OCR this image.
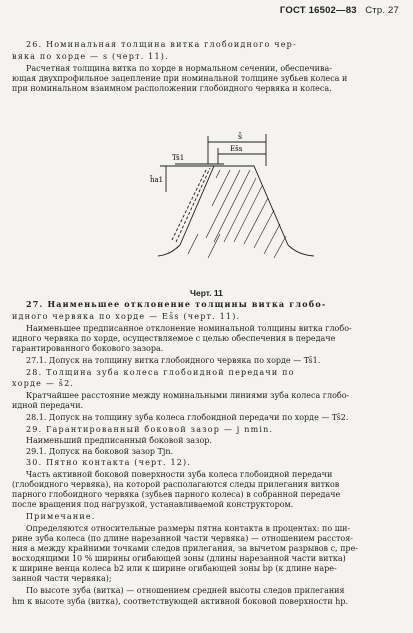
ГОСТ 16502—83 Стр. 27
26. Номинальная толщина витка глобоидного чер-
вяка по хорде — s (черт. 11).
Расчетная толщина витка по хорде в нормальном сечении, обеспечива-
ющая двухпрофильное зацепление при номинальной толщине зубьев колеса и
при номинальном взаимном расположении глобоидного червяка и колеса.
s̄
Es̄s
Ts̄1
h̄a1
Черт. 11
27. Наименьшее отклонение толщины витка глобо-
идного червяка по хорде — Es̄s (черт. 11).
Наименьшее предписанное отклонение номинальной толщины витка глобо-
идного червяка по хорде, осуществляемое с целью обеспечения в передаче
гарантированного бокового зазора.
27.1. Допуск на толщину витка глобоидного червяка по хорде — Ts̄1.
28. Толщина зуба колеса глобоидной передачи по
хорде — s̄2.
Кратчайшее расстояние между номинальными линиями зуба колеса глобо-
идной передачи.
28.1. Допуск на толщину зуба колеса глобоидной передачи по хорде — Ts̄2.
29. Гарантированный боковой зазор — j nmin.
Наименьший предписанный боковой зазор.
29.1. Допуск на боковой зазор Tjn.
30. Пятно контакта (черт. 12).
Часть активной боковой поверхности зуба колеса глобоидной передачи
(глобоидного червяка), на которой располагаются следы прилегания витков
парного глобоидного червяка (зубьев парного колеса) в собранной передаче
после вращения под нагрузкой, устанавливаемой конструктором.
Примечание.
Определяются относительные размеры пятна контакта в процентах: по ши-
рине зуба колеса (по длине нарезанной части червяка) — отношением расстоя-
ния a между крайними точками следов прилегания, за вычетом разрывов c, пре-
восходящими 10 % ширины огибающей зоны (длины нарезанной части витка)
к ширине венца колеса b2 или к ширине огибающей зоны bp (к длине наре-
занной части червяка);
По высоте зуба (витка) — отношением средней высоты следов прилегания
hm к высоте зуба (витка), соответствующей активной боковой поверхности hp.
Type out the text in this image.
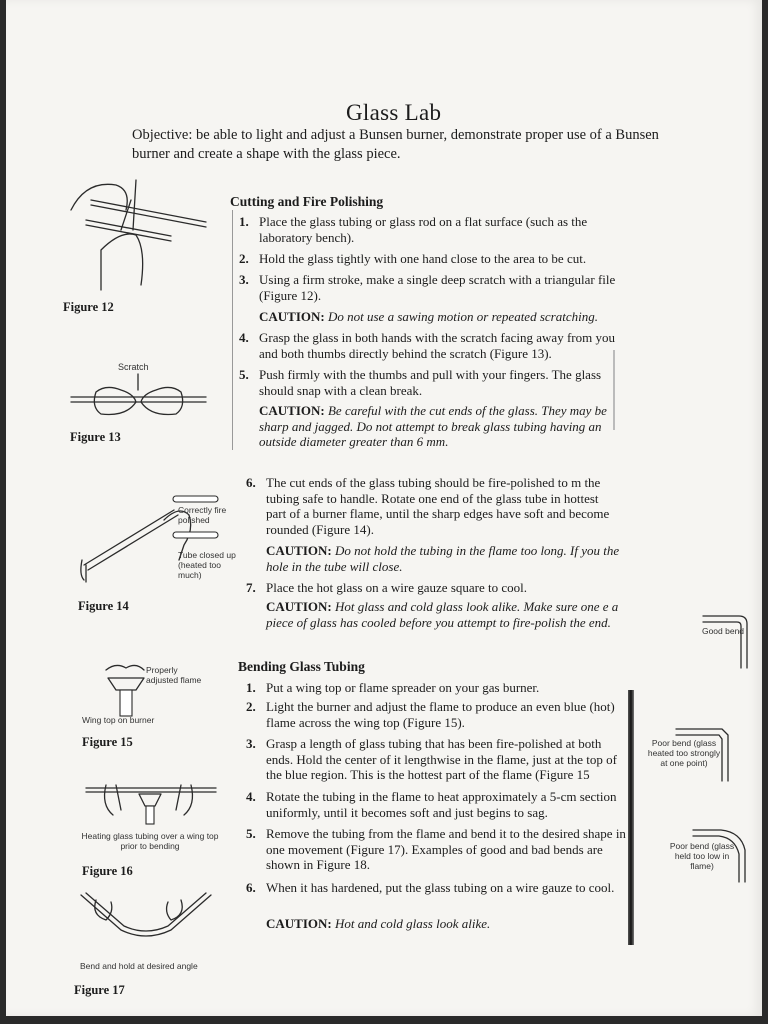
Glass Lab
Objective: be able to light and adjust a Bunsen burner, demonstrate proper use of a Bunsen burner and create a shape with the glass piece.
Cutting and Fire Polishing
1. Place the glass tubing or glass rod on a flat surface (such as the laboratory bench).
2. Hold the glass tightly with one hand close to the area to be cut.
3. Using a firm stroke, make a single deep scratch with a triangular file (Figure 12).
CAUTION: Do not use a sawing motion or repeated scratching.
4. Grasp the glass in both hands with the scratch facing away from you and both thumbs directly behind the scratch (Figure 13).
5. Push firmly with the thumbs and pull with your fingers. The glass should snap with a clean break.
CAUTION: Be careful with the cut ends of the glass. They may be sharp and jagged. Do not attempt to break glass tubing having an outside diameter greater than 6 mm.
6. The cut ends of the glass tubing should be fire-polished to m the tubing safe to handle. Rotate one end of the glass tube in hottest part of a burner flame, until the sharp edges have soft and become rounded (Figure 14).
CAUTION: Do not hold the tubing in the flame too long. If you the hole in the tube will close.
7. Place the hot glass on a wire gauze square to cool.
CAUTION: Hot glass and cold glass look alike. Make sure one e a piece of glass has cooled before you attempt to fire-polish the end.
Bending Glass Tubing
1. Put a wing top or flame spreader on your gas burner.
2. Light the burner and adjust the flame to produce an even blue (hot) flame across the wing top (Figure 15).
3. Grasp a length of glass tubing that has been fire-polished at both ends. Hold the center of it lengthwise in the flame, just at the top of the blue region. This is the hottest part of the flame (Figure 15
4. Rotate the tubing in the flame to heat approximately a 5-cm section uniformly, until it becomes soft and just begins to sag.
5. Remove the tubing from the flame and bend it to the desired shape in one movement (Figure 17). Examples of good and bad bends are shown in Figure 18.
6. When it has hardened, put the glass tubing on a wire gauze to cool.
CAUTION: Hot and cold glass look alike.
Figure 12
Scratch
Figure 13
Correctly fire polished
Tube closed up (heated too much)
Figure 14
Properly adjusted flame
Wing top on burner
Figure 15
Heating glass tubing over a wing top prior to bending
Figure 16
Bend and hold at desired angle
Figure 17
Good bend
Poor bend (glass heated too strongly at one point)
Poor bend (glass held too low in flame)
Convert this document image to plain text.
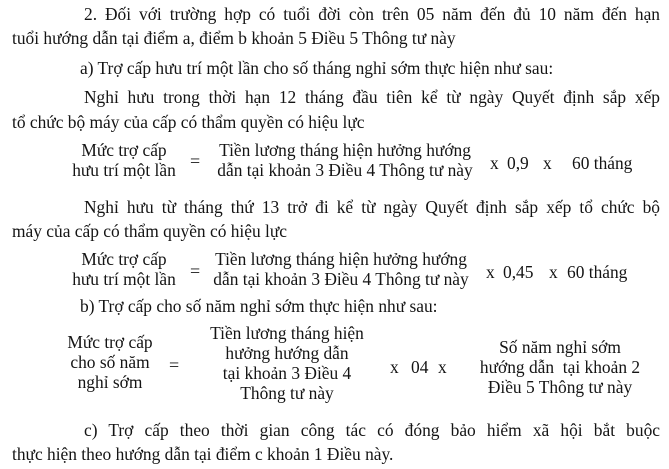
2. Đối với trường hợp có tuổi đời còn trên 05 năm đến đủ 10 năm đến hạn
tuổi hướng dẫn tại điểm a, điểm b khoản 5 Điều 5 Thông tư này
a) Trợ cấp hưu trí một lần cho số tháng nghỉ sớm thực hiện như sau:
Nghỉ hưu trong thời hạn 12 tháng đầu tiên kể từ ngày Quyết định sắp xếp
tổ chức bộ máy của cấp có thẩm quyền có hiệu lực
Mức trợ cấp
hưu trí một lần =
Tiền lương tháng hiện hưởng hướng
dẫn tại khoản 3 Điều 4 Thông tư này x 0,9 x 60 tháng
Nghỉ hưu từ tháng thứ 13 trở đi kể từ ngày Quyết định sắp xếp tổ chức bộ
máy của cấp có thẩm quyền có hiệu lực
Mức trợ cấp
hưu trí một lần =
Tiền lương tháng hiện hưởng hướng
dẫn tại khoản 3 Điều 4 Thông tư này x 0,45 x 60 tháng
b) Trợ cấp cho số năm nghỉ sớm thực hiện như sau:
Mức trợ cấp
cho số năm
nghỉ sớm
=
Tiền lương tháng hiện
hưởng hướng dẫn
tại khoản 3 Điều 4
Thông tư này
x 04 x
Số năm nghỉ sớm
hướng dẫn  tại khoản 2
Điều 5 Thông tư này
c) Trợ cấp theo thời gian công tác có đóng bảo hiểm xã hội bắt buộc
thực hiện theo hướng dẫn tại điểm c khoản 1 Điều này.
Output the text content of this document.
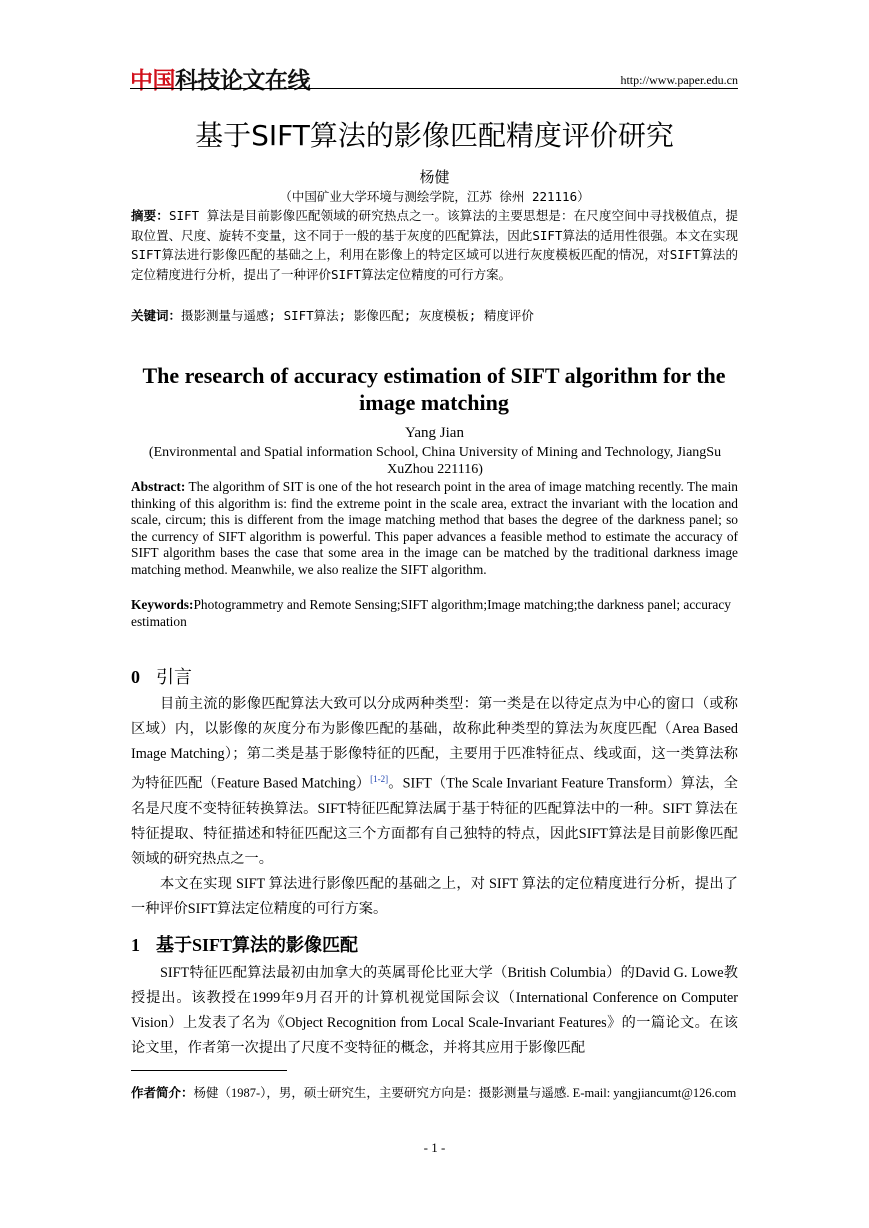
中国科技论文在线	http://www.paper.edu.cn
基于SIFT算法的影像匹配精度评价研究
杨健
（中国矿业大学环境与测绘学院，江苏 徐州 221116）
摘要：SIFT 算法是目前影像匹配领域的研究热点之一。该算法的主要思想是：在尺度空间中寻找极值点，提取位置、尺度、旋转不变量，这不同于一般的基于灰度的匹配算法，因此SIFT算法的适用性很强。本文在实现SIFT算法进行影像匹配的基础之上，利用在影像上的特定区域可以进行灰度模板匹配的情况，对SIFT算法的定位精度进行分析，提出了一种评价SIFT算法定位精度的可行方案。
关键词：摄影测量与遥感; SIFT算法; 影像匹配; 灰度模板; 精度评价
The research of accuracy estimation of SIFT algorithm for the image matching
Yang Jian
(Environmental and Spatial information School, China University of Mining and Technology, JiangSu XuZhou 221116)
Abstract: The algorithm of SIT is one of the hot research point in the area of image matching recently. The main thinking of this algorithm is: find the extreme point in the scale area, extract the invariant with the location and scale, circum; this is different from the image matching method that bases the degree of the darkness panel; so the currency of SIFT algorithm is powerful. This paper advances a feasible method to estimate the accuracy of SIFT algorithm bases the case that some area in the image can be matched by the traditional darkness image matching method. Meanwhile, we also realize the SIFT algorithm.
Keywords:Photogrammetry and Remote Sensing;SIFT algorithm;Image matching;the darkness panel; accuracy estimation
0 引言

目前主流的影像匹配算法大致可以分成两种类型：第一类是在以待定点为中心的窗口（或称区域）内，以影像的灰度分布为影像匹配的基础，故称此种类型的算法为灰度匹配（Area Based Image Matching）；第二类是基于影像特征的匹配，主要用于匹准特征点、线或面，这一类算法称为特征匹配（Feature Based Matching）[1-2]。SIFT（The Scale Invariant Feature Transform）算法，全名是尺度不变特征转换算法。SIFT特征匹配算法属于基于特征的匹配算法中的一种。SIFT 算法在特征提取、特征描述和特征匹配这三个方面都有自己独特的特点，因此SIFT算法是目前影像匹配领域的研究热点之一。

本文在实现 SIFT 算法进行影像匹配的基础之上，对 SIFT 算法的定位精度进行分析，提出了一种评价SIFT算法定位精度的可行方案。

1 基于SIFT算法的影像匹配

SIFT特征匹配算法最初由加拿大的英属哥伦比亚大学（British Columbia）的David G. Lowe教授提出。该教授在1999年9月召开的计算机视觉国际会议（International Conference on Computer Vision）上发表了名为《Object Recognition from Local Scale-Invariant Features》的一篇论文。在该论文里，作者第一次提出了尺度不变特征的概念，并将其应用于影像匹配

作者简介：杨健（1987-），男，硕士研究生，主要研究方向是：摄影测量与遥感. E-mail: yangjiancumt@126.com
- 1 -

________________

■ **Written exercise**: Gather all the lines that include the word "wire" and copy them out.

■ **Solution for this exercise**:
7. Place the hot glass on a wire gauze square to cool.
6. When it has hardened, put the glass tubing on a wire gauze to cool.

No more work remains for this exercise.